Stated goal → Out of all the lines below, count those with the word "feet". Give the number only.

Dataset rows about figures →
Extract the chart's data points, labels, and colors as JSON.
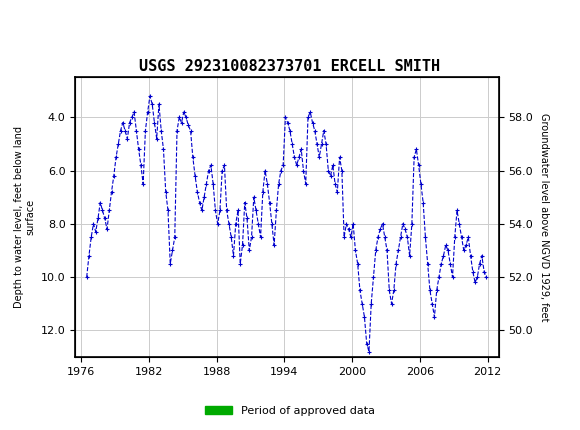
{
  "title": "USGS 292310082373701 ERCELL SMITH",
  "ylabel_left": "Depth to water level, feet below land\nsurface",
  "ylabel_right": "Groundwater level above NGVD 1929, feet",
  "xlabel": "",
  "ylim_left": [
    13.0,
    2.5
  ],
  "ylim_right": [
    49.0,
    59.5
  ],
  "xlim": [
    1975.5,
    2013.0
  ],
  "yticks_left": [
    4.0,
    6.0,
    8.0,
    10.0,
    12.0
  ],
  "yticks_right": [
    50.0,
    52.0,
    54.0,
    56.0,
    58.0
  ],
  "xticks": [
    1976,
    1982,
    1988,
    1994,
    2000,
    2006,
    2012
  ],
  "line_color": "#0000CC",
  "marker": "+",
  "linestyle": "--",
  "background_color": "#ffffff",
  "header_color": "#1a6b3c",
  "grid_color": "#cccccc",
  "approved_bar_color": "#00aa00",
  "legend_label": "Period of approved data",
  "x": [
    1976.5,
    1976.7,
    1976.9,
    1977.1,
    1977.3,
    1977.5,
    1977.7,
    1977.9,
    1978.1,
    1978.3,
    1978.5,
    1978.7,
    1978.9,
    1979.1,
    1979.3,
    1979.5,
    1979.7,
    1979.9,
    1980.1,
    1980.3,
    1980.5,
    1980.7,
    1980.9,
    1981.1,
    1981.3,
    1981.5,
    1981.7,
    1981.9,
    1982.1,
    1982.3,
    1982.5,
    1982.7,
    1982.9,
    1983.1,
    1983.3,
    1983.5,
    1983.7,
    1983.9,
    1984.1,
    1984.3,
    1984.5,
    1984.7,
    1984.9,
    1985.1,
    1985.3,
    1985.5,
    1985.7,
    1985.9,
    1986.1,
    1986.3,
    1986.5,
    1986.7,
    1986.9,
    1987.1,
    1987.3,
    1987.5,
    1987.7,
    1987.9,
    1988.1,
    1988.3,
    1988.5,
    1988.7,
    1988.9,
    1989.1,
    1989.3,
    1989.5,
    1989.7,
    1989.9,
    1990.1,
    1990.3,
    1990.5,
    1990.7,
    1990.9,
    1991.1,
    1991.3,
    1991.5,
    1991.7,
    1991.9,
    1992.1,
    1992.3,
    1992.5,
    1992.7,
    1992.9,
    1993.1,
    1993.3,
    1993.5,
    1993.7,
    1993.9,
    1994.1,
    1994.3,
    1994.5,
    1994.7,
    1994.9,
    1995.1,
    1995.3,
    1995.5,
    1995.7,
    1995.9,
    1996.1,
    1996.3,
    1996.5,
    1996.7,
    1996.9,
    1997.1,
    1997.3,
    1997.5,
    1997.7,
    1997.9,
    1998.1,
    1998.3,
    1998.5,
    1998.7,
    1998.9,
    1999.1,
    1999.3,
    1999.5,
    1999.7,
    1999.9,
    2000.1,
    2000.3,
    2000.5,
    2000.7,
    2000.9,
    2001.1,
    2001.3,
    2001.5,
    2001.7,
    2001.9,
    2002.1,
    2002.3,
    2002.5,
    2002.7,
    2002.9,
    2003.1,
    2003.3,
    2003.5,
    2003.7,
    2003.9,
    2004.1,
    2004.3,
    2004.5,
    2004.7,
    2004.9,
    2005.1,
    2005.3,
    2005.5,
    2005.7,
    2005.9,
    2006.1,
    2006.3,
    2006.5,
    2006.7,
    2006.9,
    2007.1,
    2007.3,
    2007.5,
    2007.7,
    2007.9,
    2008.1,
    2008.3,
    2008.5,
    2008.7,
    2008.9,
    2009.1,
    2009.3,
    2009.5,
    2009.7,
    2009.9,
    2010.1,
    2010.3,
    2010.5,
    2010.7,
    2010.9,
    2011.1,
    2011.3,
    2011.5,
    2011.7,
    2011.9
  ],
  "y": [
    10.0,
    9.2,
    8.5,
    8.0,
    8.3,
    7.8,
    7.2,
    7.5,
    7.8,
    8.2,
    7.5,
    6.8,
    6.2,
    5.5,
    5.0,
    4.5,
    4.2,
    4.5,
    4.8,
    4.2,
    4.0,
    3.8,
    4.5,
    5.2,
    5.8,
    6.5,
    4.5,
    3.8,
    3.2,
    3.5,
    4.2,
    4.8,
    3.5,
    4.5,
    5.2,
    6.8,
    7.5,
    9.5,
    9.0,
    8.5,
    4.5,
    4.0,
    4.2,
    3.8,
    4.0,
    4.3,
    4.5,
    5.5,
    6.2,
    6.8,
    7.2,
    7.5,
    7.0,
    6.5,
    6.0,
    5.8,
    6.5,
    7.5,
    8.0,
    7.5,
    6.0,
    5.8,
    7.5,
    8.0,
    8.5,
    9.2,
    8.0,
    7.5,
    9.5,
    8.8,
    7.2,
    7.8,
    9.0,
    8.5,
    7.0,
    7.5,
    8.0,
    8.5,
    6.8,
    6.0,
    6.5,
    7.2,
    8.0,
    8.8,
    7.5,
    6.5,
    6.0,
    5.8,
    4.0,
    4.2,
    4.5,
    5.0,
    5.5,
    5.8,
    5.5,
    5.2,
    6.0,
    6.5,
    4.0,
    3.8,
    4.2,
    4.5,
    5.0,
    5.5,
    5.0,
    4.5,
    5.0,
    6.0,
    6.2,
    5.8,
    6.5,
    6.8,
    5.5,
    6.0,
    8.5,
    8.0,
    8.2,
    8.5,
    8.0,
    9.0,
    9.5,
    10.5,
    11.0,
    11.5,
    12.5,
    12.8,
    11.0,
    10.0,
    9.0,
    8.5,
    8.2,
    8.0,
    8.5,
    9.0,
    10.5,
    11.0,
    10.5,
    9.5,
    9.0,
    8.5,
    8.0,
    8.2,
    8.5,
    9.2,
    8.0,
    5.5,
    5.2,
    5.8,
    6.5,
    7.2,
    8.5,
    9.5,
    10.5,
    11.0,
    11.5,
    10.5,
    10.0,
    9.5,
    9.2,
    8.8,
    9.0,
    9.5,
    10.0,
    8.5,
    7.5,
    8.0,
    8.5,
    9.0,
    8.8,
    8.5,
    9.2,
    9.8,
    10.2,
    10.0,
    9.5,
    9.2,
    9.8,
    10.0
  ]
}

Problem solution → 2